» What you need to do
What is the count of lines in the listing below that hold the string "screenshot"? Reply with that number alone.
......
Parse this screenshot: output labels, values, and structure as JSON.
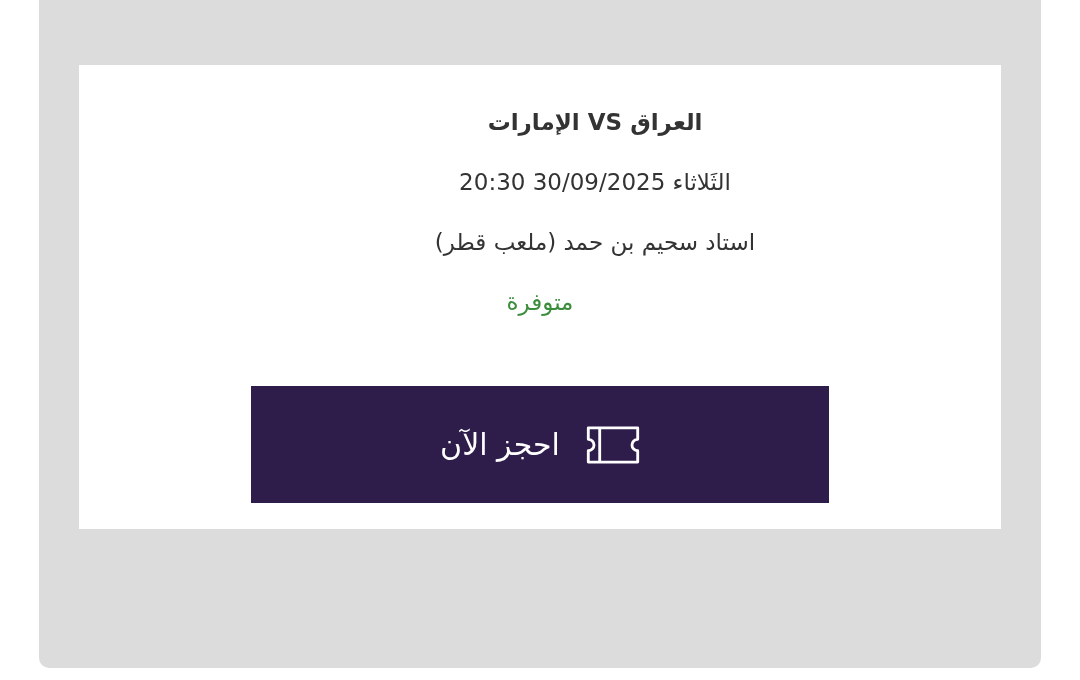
{
  "event": {
    "title": "العراق VS الإمارات",
    "datetime": "الثَلاثاء 30/09/2025 20:30",
    "venue": "استاد سحيم بن حمد (ملعب قطر)",
    "availability": {
      "text": "متوفرة",
      "kind": "available"
    },
    "book_button": {
      "label": "احجز الآن"
    }
  }
}
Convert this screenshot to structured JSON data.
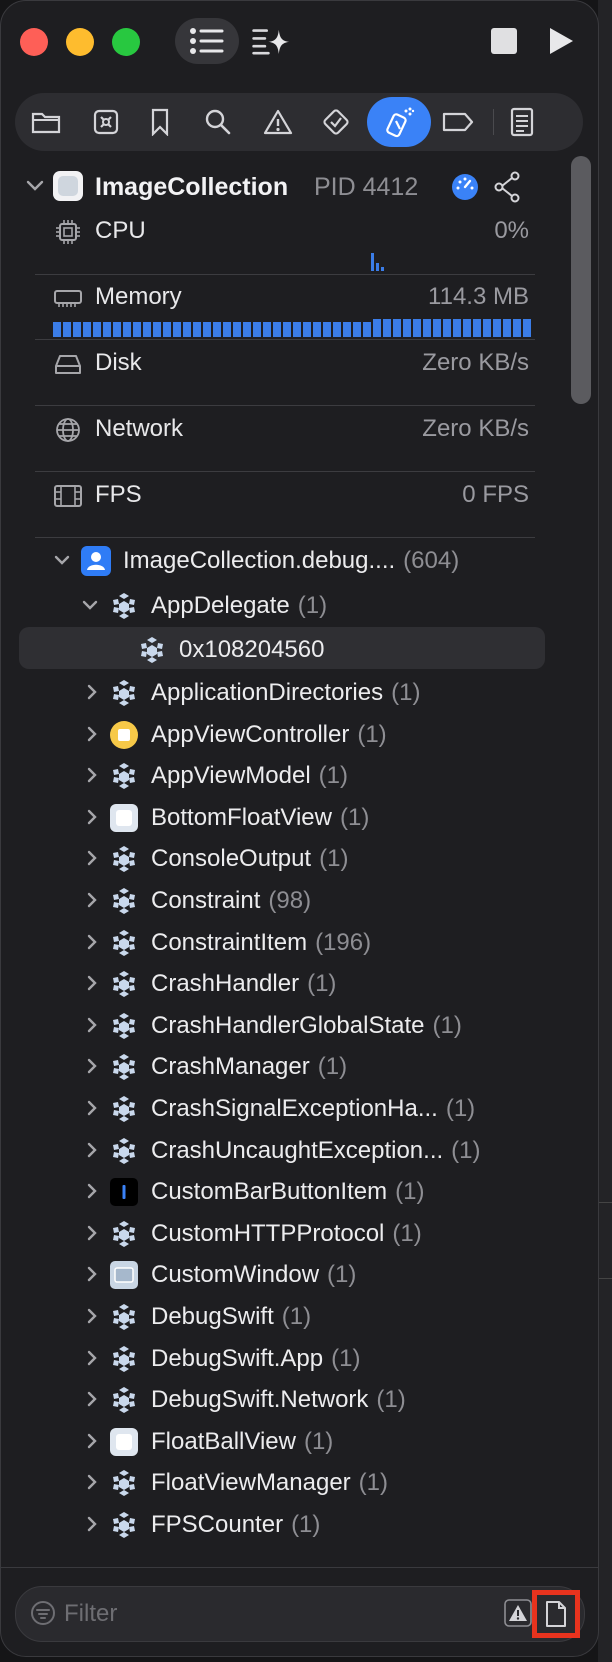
{
  "process": {
    "name": "ImageCollection",
    "pid": "PID 4412"
  },
  "gauges": [
    {
      "label": "CPU",
      "value": "0%",
      "icon": "cpu-icon"
    },
    {
      "label": "Memory",
      "value": "114.3 MB",
      "icon": "memory-icon"
    },
    {
      "label": "Disk",
      "value": "Zero KB/s",
      "icon": "disk-icon"
    },
    {
      "label": "Network",
      "value": "Zero KB/s",
      "icon": "network-icon"
    },
    {
      "label": "FPS",
      "value": "0 FPS",
      "icon": "film-icon"
    }
  ],
  "tree": {
    "root": {
      "name": "ImageCollection.debug....",
      "count": "(604)"
    },
    "app_delegate": {
      "name": "AppDelegate",
      "count": "(1)"
    },
    "instance": {
      "name": "0x108204560"
    },
    "items": [
      {
        "name": "ApplicationDirectories",
        "count": "(1)",
        "icon": "struct"
      },
      {
        "name": "AppViewController",
        "count": "(1)",
        "icon": "yellow"
      },
      {
        "name": "AppViewModel",
        "count": "(1)",
        "icon": "struct"
      },
      {
        "name": "BottomFloatView",
        "count": "(1)",
        "icon": "white"
      },
      {
        "name": "ConsoleOutput",
        "count": "(1)",
        "icon": "struct"
      },
      {
        "name": "Constraint",
        "count": "(98)",
        "icon": "struct"
      },
      {
        "name": "ConstraintItem",
        "count": "(196)",
        "icon": "struct"
      },
      {
        "name": "CrashHandler",
        "count": "(1)",
        "icon": "struct"
      },
      {
        "name": "CrashHandlerGlobalState",
        "count": "(1)",
        "icon": "struct"
      },
      {
        "name": "CrashManager",
        "count": "(1)",
        "icon": "struct"
      },
      {
        "name": "CrashSignalExceptionHa...",
        "count": "(1)",
        "icon": "struct"
      },
      {
        "name": "CrashUncaughtException...",
        "count": "(1)",
        "icon": "struct"
      },
      {
        "name": "CustomBarButtonItem",
        "count": "(1)",
        "icon": "black"
      },
      {
        "name": "CustomHTTPProtocol",
        "count": "(1)",
        "icon": "struct"
      },
      {
        "name": "CustomWindow",
        "count": "(1)",
        "icon": "window"
      },
      {
        "name": "DebugSwift",
        "count": "(1)",
        "icon": "struct"
      },
      {
        "name": "DebugSwift.App",
        "count": "(1)",
        "icon": "struct"
      },
      {
        "name": "DebugSwift.Network",
        "count": "(1)",
        "icon": "struct"
      },
      {
        "name": "FloatBallView",
        "count": "(1)",
        "icon": "white"
      },
      {
        "name": "FloatViewManager",
        "count": "(1)",
        "icon": "struct"
      },
      {
        "name": "FPSCounter",
        "count": "(1)",
        "icon": "struct"
      }
    ]
  },
  "filter": {
    "placeholder": "Filter"
  },
  "colors": {
    "accent": "#3a82f7",
    "highlight": "#e8331e"
  }
}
......
» Final answer
2